[Extracted data entries]
******************************
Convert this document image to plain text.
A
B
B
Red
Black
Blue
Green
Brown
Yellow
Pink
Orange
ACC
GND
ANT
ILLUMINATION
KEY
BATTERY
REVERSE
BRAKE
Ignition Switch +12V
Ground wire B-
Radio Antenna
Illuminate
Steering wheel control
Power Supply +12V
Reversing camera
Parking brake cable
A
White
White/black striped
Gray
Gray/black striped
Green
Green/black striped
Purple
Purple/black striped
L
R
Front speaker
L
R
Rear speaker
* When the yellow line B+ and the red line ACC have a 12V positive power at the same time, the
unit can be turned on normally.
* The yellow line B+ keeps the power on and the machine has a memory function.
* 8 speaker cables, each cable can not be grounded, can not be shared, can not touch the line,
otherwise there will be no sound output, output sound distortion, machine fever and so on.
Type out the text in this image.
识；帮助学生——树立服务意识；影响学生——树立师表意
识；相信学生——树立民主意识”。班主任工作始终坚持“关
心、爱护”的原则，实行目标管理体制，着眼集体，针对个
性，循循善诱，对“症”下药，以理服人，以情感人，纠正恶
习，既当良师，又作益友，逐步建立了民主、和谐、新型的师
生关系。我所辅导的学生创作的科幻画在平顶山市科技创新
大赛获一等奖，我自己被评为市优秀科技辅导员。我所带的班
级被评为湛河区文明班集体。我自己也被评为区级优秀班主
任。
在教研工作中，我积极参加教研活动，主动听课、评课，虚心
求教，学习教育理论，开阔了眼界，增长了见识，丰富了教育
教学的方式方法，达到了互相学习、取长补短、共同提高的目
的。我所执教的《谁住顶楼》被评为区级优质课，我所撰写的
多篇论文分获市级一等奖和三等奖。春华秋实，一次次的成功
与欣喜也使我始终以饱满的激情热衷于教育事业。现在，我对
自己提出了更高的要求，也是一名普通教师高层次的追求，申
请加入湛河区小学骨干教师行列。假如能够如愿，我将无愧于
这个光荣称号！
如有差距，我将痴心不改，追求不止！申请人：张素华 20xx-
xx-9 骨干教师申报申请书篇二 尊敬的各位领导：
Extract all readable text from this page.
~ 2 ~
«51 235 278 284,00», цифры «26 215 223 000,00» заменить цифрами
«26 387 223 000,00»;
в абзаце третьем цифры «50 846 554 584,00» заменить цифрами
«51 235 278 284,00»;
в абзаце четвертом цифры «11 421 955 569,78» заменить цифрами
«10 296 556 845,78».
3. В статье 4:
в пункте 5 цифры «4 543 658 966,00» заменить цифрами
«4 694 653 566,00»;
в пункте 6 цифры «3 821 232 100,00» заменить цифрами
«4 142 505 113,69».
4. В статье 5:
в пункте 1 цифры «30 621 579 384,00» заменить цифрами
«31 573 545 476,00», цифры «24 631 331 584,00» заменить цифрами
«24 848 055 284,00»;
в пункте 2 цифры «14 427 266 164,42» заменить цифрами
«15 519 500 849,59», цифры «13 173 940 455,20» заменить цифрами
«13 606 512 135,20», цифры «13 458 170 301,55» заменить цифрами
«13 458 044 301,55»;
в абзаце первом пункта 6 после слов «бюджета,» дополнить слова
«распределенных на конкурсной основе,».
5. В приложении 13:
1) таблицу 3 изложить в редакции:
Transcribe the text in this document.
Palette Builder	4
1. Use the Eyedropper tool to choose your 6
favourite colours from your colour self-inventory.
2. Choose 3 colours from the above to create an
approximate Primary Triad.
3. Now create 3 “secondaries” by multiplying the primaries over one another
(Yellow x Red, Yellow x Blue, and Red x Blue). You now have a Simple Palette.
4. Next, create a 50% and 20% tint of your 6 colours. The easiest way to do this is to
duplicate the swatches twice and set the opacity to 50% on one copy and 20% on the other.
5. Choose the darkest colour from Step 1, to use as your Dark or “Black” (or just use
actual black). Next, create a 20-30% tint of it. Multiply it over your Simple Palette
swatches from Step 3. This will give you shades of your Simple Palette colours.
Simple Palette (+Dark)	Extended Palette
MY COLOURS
******************************
GOAL:
Your task is to repeat every line exactly.

ANSWER FOR THIS EXERCISE:
Convert this document image to plain text.
A
B
B
Red
Black
Blue
Green
Brown
Yellow
Pink
Orange
ACC
GND
ANT
ILLUMINATION
KEY
BATTERY
REVERSE
BRAKE
Ignition Switch +12V
Ground wire B-
Radio Antenna
Illuminate
Steering wheel control
Power Supply +12V
Reversing camera
Parking brake cable
A
White
White/black striped
Gray
Gray/black striped
Green
Green/black striped
Purple
Purple/black striped
L
R
Front speaker
L
R
Rear speaker
* When the yellow line B+ and the red line ACC have a 12V positive power at the same time, the
unit can be turned on normally.
* The yellow line B+ keeps the power on and the machine has a memory function.
* 8 speaker cables, each cable can not be grounded, can not be shared, can not touch the line,
otherwise there will be no sound output, output sound distortion, machine fever and so on.
Type out the text in this image.
识；帮助学生——树立服务意识；影响学生——树立师表意
识；相信学生——树立民主意识”。班主任工作始终坚持“关
心、爱护”的原则，实行目标管理体制，着眼集体，针对个
性，循循善诱，对“症”下药，以理服人，以情感人，纠正恶
习，既当良师，又作益友，逐步建立了民主、和谐、新型的师
生关系。我所辅导的学生创作的科幻画在平顶山市科技创新
大赛获一等奖，我自己被评为市优秀科技辅导员。我所带的班
级被评为湛河区文明班集体。我自己也被评为区级优秀班主
任。
在教研工作中，我积极参加教研活动，主动听课、评课，虚心
求教，学习教育理论，开阔了眼界，增长了见识，丰富了教育
教学的方式方法，达到了互相学习、取长补短、共同提高的目
的。我所执教的《谁住顶楼》被评为区级优质课，我所撰写的
多篇论文分获市级一等奖和三等奖。春华秋实，一次次的成功
与欣喜也使我始终以饱满的激情热衷于教育事业。现在，我对
自己提出了更高的要求，也是一名普通教师高层次的追求，申
请加入湛河区小学骨干教师行列。假如能够如愿，我将无愧于
这个光荣称号！
如有差距，我将痴心不改，追求不止！申请人：张素华 20xx-
xx-9 骨干教师申报申请书篇二 尊敬的各位领导：
Extract all readable text from this page.
~ 2 ~
«51 235 278 284,00», цифры «26 215 223 000,00» заменить цифрами
«26 387 223 000,00»;
в абзаце третьем цифры «50 846 554 584,00» заменить цифрами
«51 235 278 284,00»;
в абзаце четвертом цифры «11 421 955 569,78» заменить цифрами
«10 296 556 845,78».
3. В статье 4:
в пункте 5 цифры «4 543 658 966,00» заменить цифрами
«4 694 653 566,00»;
в пункте 6 цифры «3 821 232 100,00» заменить цифрами
«4 142 505 113,69».
4. В статье 5:
в пункте 1 цифры «30 621 579 384,00» заменить цифрами
«31 573 545 476,00», цифры «24 631 331 584,00» заменить цифрами
«24 848 055 284,00»;
в пункте 2 цифры «14 427 266 164,42» заменить цифрами
«15 519 500 849,59», цифры «13 173 940 455,20» заменить цифрами
«13 606 512 135,20», цифры «13 458 170 301,55» заменить цифрами
«13 458 044 301,55»;
в абзаце первом пункта 6 после слов «бюджета,» дополнить слова
«распределенных на конкурсной основе,».
5. В приложении 13:
1) таблицу 3 изложить в редакции:
Transcribe the text in this document.
Palette Builder	4
1. Use the Eyedropper tool to choose your 6
favourite colours from your colour self-inventory.
2. Choose 3 colours from the above to create an
approximate Primary Triad.
3. Now create 3 “secondaries” by multiplying the primaries over one another
(Yellow x Red, Yellow x Blue, and Red x Blue). You now have a Simple Palette.
4. Next, create a 50% and 20% tint of your 6 colours. The easiest way to do this is to
duplicate the swatches twice and set the opacity to 50% on one copy and 20% on the other.
5. Choose the darkest colour from Step 1, to use as your Dark or “Black” (or just use
actual black). Next, create a 20-30% tint of it. Multiply it over your Simple Palette
swatches from Step 3. This will give you shades of your Simple Palette colours.
Simple Palette (+Dark)	Extended Palette
MY COLOURS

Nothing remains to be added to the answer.